DIRECTIONS FOR THIS TASK: Go over the entries below line by line, copying each one that contains the word "usage".

(Collected data entries)
:::::

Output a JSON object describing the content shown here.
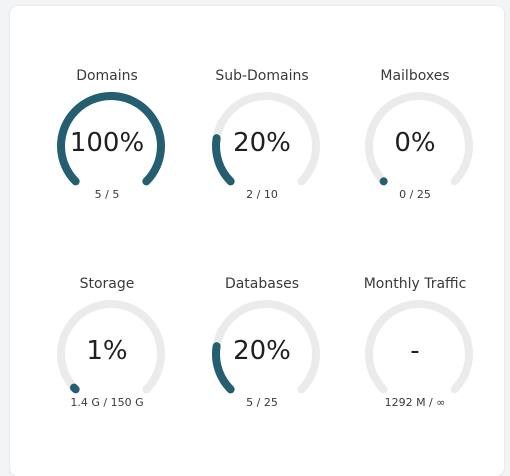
{
  "colors": {
    "accent": "#245e70",
    "track": "#ebebeb"
  },
  "gauges": [
    {
      "title": "Domains",
      "value_text": "100%",
      "usage": "5 / 5",
      "fraction": 1.0
    },
    {
      "title": "Sub-Domains",
      "value_text": "20%",
      "usage": "2 / 10",
      "fraction": 0.2
    },
    {
      "title": "Mailboxes",
      "value_text": "0%",
      "usage": "0 / 25",
      "fraction": 0.0
    },
    {
      "title": "Storage",
      "value_text": "1%",
      "usage": "1.4 G / 150 G",
      "fraction": 0.01
    },
    {
      "title": "Databases",
      "value_text": "20%",
      "usage": "5 / 25",
      "fraction": 0.2
    },
    {
      "title": "Monthly Traffic",
      "value_text": "-",
      "usage": "1292 M / ∞",
      "fraction": null
    }
  ]
}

:::::

CORRECT ANSWER:
      "usage": "5 / 5",
      "usage": "2 / 10",
      "usage": "0 / 25",
      "usage": "1.4 G / 150 G",
      "usage": "5 / 25",
      "usage": "1292 M / ∞",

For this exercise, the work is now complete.